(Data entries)
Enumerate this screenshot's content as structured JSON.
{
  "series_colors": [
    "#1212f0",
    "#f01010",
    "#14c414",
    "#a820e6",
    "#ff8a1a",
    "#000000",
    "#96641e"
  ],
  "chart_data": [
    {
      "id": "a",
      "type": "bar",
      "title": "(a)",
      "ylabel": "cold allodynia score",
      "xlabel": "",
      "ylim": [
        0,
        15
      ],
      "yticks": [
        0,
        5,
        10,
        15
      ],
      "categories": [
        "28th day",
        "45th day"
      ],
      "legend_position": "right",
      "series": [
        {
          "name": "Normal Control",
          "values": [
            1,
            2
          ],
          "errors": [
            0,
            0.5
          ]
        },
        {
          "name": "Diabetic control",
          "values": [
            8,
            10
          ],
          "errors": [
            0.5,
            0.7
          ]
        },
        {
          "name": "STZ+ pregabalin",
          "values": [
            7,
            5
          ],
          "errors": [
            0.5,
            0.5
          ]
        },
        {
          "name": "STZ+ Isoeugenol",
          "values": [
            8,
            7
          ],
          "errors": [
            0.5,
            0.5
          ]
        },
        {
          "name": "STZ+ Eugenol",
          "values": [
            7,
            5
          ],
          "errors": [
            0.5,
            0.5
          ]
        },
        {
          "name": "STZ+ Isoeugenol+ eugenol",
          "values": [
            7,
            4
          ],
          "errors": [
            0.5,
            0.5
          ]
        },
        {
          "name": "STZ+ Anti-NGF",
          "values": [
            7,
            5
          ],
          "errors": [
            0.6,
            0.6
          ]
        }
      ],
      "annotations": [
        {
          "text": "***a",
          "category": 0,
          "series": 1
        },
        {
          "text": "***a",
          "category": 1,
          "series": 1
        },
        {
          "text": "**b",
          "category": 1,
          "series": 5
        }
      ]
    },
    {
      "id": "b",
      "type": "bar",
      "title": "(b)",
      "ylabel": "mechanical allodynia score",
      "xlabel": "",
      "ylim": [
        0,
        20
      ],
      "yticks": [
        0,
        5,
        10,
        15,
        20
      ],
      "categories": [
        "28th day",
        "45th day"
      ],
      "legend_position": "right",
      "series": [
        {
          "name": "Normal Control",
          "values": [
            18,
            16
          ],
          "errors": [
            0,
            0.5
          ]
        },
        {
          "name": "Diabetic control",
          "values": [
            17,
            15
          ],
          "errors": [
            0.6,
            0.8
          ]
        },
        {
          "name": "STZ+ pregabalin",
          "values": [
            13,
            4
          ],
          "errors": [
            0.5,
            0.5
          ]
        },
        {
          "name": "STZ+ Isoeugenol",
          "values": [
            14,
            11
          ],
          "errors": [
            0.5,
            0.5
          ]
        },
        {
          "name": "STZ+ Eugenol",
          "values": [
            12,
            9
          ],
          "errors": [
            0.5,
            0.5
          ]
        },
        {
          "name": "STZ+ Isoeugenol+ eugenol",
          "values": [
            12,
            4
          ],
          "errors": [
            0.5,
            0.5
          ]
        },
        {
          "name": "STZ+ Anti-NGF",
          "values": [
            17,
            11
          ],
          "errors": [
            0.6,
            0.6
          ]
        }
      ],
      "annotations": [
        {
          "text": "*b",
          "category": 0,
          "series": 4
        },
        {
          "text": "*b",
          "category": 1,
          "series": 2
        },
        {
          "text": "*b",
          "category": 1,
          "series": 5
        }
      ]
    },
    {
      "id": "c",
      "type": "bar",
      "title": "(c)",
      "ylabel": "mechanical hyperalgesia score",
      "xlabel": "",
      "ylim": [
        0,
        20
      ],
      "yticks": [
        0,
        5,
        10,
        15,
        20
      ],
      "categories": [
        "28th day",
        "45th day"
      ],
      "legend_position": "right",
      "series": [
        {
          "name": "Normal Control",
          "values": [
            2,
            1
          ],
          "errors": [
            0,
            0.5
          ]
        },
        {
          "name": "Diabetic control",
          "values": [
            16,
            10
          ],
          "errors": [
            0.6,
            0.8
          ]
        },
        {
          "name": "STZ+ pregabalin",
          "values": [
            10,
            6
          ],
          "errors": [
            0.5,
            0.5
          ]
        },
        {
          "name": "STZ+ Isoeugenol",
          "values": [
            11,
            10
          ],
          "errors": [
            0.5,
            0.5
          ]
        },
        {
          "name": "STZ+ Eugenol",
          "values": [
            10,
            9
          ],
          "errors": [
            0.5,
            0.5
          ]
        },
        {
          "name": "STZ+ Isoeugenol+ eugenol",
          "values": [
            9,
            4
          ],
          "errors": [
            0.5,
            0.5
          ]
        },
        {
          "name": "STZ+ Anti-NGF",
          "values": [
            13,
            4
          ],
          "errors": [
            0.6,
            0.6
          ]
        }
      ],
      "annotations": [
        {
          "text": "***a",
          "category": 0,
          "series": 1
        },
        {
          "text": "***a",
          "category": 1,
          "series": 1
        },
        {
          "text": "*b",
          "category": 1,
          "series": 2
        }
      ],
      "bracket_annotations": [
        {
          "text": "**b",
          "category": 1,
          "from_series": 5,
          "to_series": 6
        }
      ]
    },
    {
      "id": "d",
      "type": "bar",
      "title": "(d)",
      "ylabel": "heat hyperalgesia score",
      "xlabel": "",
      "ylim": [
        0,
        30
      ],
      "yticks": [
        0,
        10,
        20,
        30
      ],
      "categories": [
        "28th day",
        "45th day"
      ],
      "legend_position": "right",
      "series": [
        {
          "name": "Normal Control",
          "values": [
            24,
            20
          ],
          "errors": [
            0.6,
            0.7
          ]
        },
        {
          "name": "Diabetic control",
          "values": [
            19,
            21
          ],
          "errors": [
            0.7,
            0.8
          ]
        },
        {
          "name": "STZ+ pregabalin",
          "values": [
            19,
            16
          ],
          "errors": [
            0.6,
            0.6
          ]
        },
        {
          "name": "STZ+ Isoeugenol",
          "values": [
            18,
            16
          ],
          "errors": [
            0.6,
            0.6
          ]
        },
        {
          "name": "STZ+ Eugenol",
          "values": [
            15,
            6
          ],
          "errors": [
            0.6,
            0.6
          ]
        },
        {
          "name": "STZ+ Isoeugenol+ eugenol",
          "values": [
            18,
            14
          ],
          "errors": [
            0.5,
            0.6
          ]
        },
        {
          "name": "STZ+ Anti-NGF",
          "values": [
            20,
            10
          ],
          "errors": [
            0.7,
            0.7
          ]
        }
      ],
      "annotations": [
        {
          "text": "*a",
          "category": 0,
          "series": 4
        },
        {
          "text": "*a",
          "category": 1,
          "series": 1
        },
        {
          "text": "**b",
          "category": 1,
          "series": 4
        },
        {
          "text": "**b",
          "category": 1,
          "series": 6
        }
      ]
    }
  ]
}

● Exercise objective
Find how many lines in the listing contain the word "score" and give that count alone.

● Answer for the task
4